### Records to use
— START —
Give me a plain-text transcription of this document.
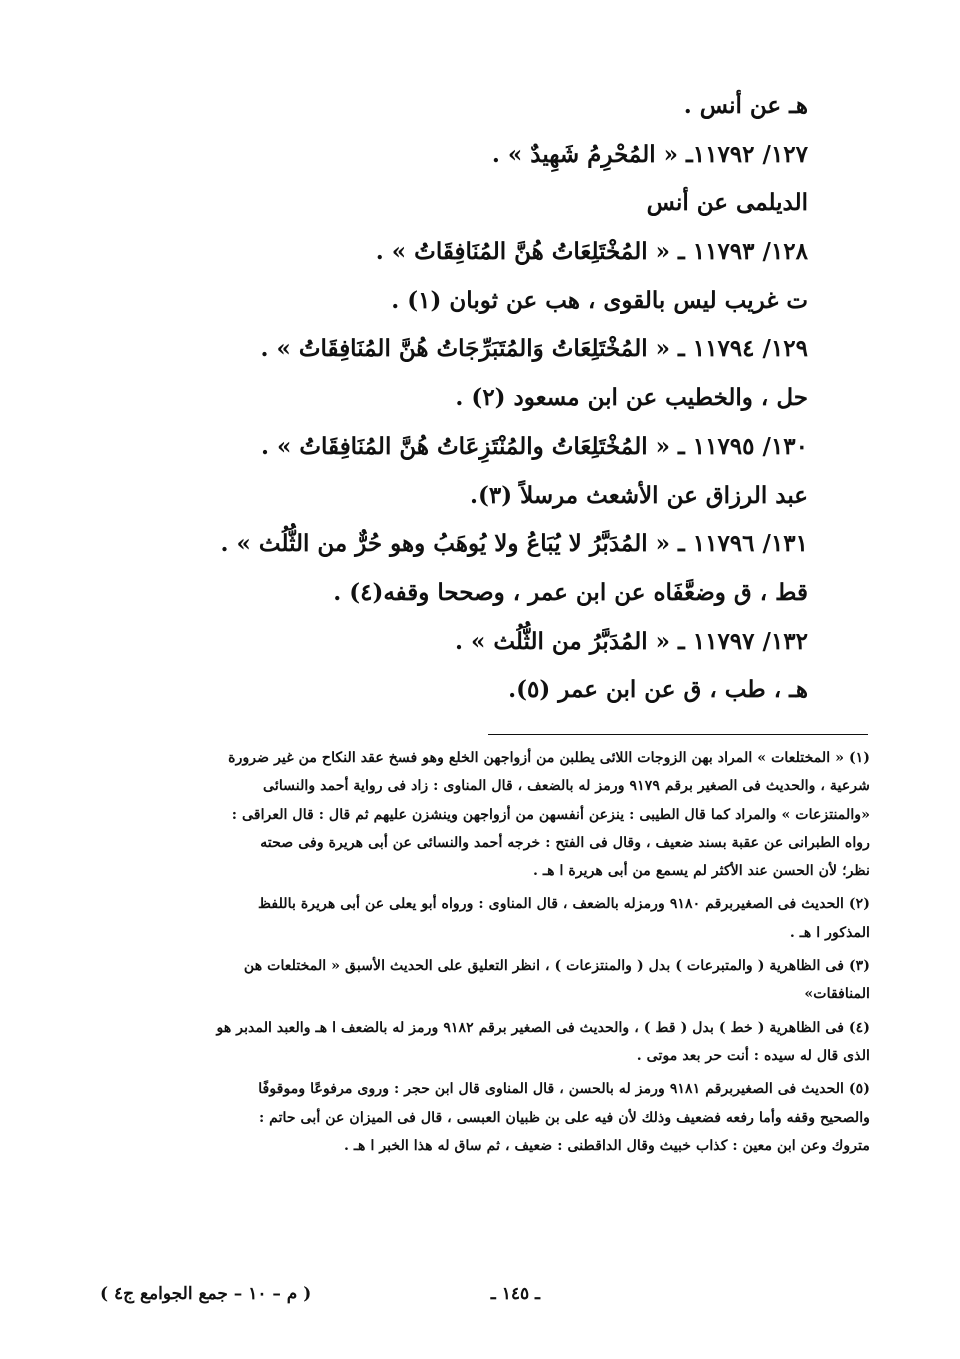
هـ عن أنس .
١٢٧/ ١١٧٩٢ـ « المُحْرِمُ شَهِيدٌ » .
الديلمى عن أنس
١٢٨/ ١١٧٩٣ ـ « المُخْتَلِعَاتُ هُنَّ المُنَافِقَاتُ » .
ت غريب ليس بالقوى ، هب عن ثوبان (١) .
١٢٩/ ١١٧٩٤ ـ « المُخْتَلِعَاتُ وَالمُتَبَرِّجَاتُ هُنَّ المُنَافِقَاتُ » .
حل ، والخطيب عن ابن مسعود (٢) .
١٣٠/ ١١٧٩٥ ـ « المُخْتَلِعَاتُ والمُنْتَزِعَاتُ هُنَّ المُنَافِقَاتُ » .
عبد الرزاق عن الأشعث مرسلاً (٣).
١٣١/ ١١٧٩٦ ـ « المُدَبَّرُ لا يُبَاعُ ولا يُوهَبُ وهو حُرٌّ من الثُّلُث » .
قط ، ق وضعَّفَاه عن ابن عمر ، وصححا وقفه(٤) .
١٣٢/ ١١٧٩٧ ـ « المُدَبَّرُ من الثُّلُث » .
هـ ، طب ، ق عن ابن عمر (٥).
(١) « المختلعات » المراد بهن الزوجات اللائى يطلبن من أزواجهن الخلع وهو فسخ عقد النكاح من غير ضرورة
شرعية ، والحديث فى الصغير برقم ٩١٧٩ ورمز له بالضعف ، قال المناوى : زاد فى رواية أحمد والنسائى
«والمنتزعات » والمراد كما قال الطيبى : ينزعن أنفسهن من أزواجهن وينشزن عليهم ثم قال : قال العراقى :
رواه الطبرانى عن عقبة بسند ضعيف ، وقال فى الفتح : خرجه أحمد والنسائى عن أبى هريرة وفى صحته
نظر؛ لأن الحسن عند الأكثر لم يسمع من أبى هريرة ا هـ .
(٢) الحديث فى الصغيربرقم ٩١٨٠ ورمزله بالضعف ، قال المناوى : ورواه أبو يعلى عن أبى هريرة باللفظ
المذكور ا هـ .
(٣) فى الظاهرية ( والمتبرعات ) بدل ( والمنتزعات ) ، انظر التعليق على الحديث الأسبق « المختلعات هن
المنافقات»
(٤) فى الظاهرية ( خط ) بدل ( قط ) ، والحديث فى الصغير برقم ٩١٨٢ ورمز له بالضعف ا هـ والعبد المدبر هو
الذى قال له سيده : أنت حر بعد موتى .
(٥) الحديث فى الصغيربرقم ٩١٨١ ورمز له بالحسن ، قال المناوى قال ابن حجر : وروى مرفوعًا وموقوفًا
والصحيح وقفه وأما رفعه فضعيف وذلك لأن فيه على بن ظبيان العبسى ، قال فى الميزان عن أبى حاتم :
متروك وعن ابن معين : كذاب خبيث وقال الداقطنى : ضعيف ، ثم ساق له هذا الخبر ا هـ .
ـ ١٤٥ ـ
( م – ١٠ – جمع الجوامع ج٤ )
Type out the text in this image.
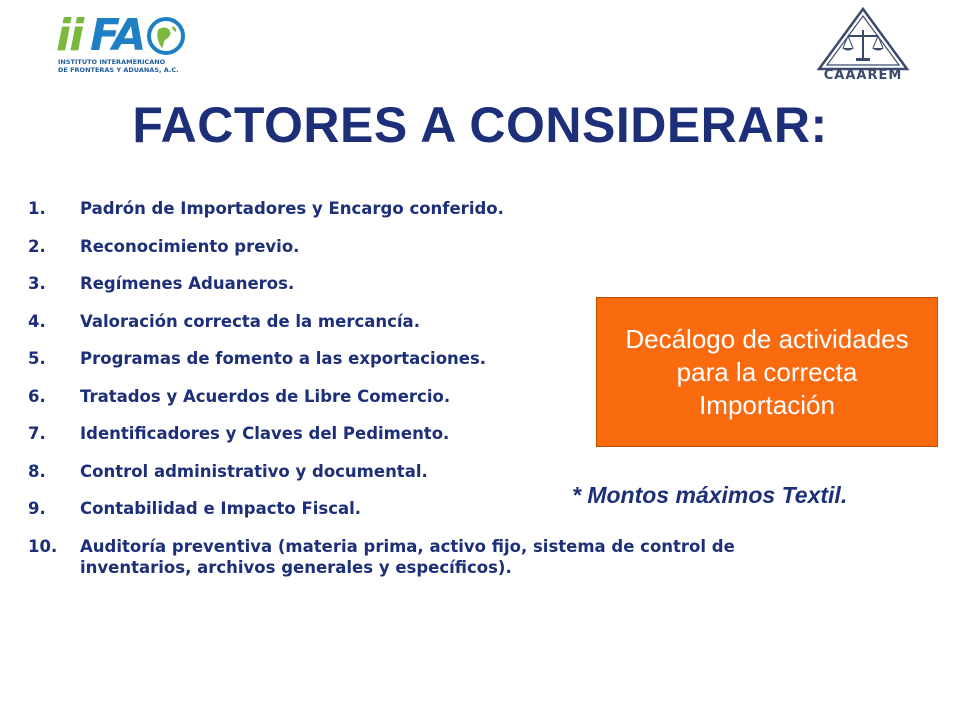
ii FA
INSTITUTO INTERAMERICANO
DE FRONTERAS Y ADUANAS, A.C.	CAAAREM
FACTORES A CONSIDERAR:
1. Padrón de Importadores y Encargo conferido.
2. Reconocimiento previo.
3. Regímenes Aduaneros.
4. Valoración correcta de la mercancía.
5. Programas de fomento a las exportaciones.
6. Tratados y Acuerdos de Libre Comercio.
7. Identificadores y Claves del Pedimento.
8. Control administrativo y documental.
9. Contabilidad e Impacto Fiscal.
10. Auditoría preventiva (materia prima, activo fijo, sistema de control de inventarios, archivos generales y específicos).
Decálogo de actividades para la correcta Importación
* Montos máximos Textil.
— END —
### What you will do
What is the number of lines above that hold the string "أحمد"? Answer with that number alone.

### Result for this exercise
2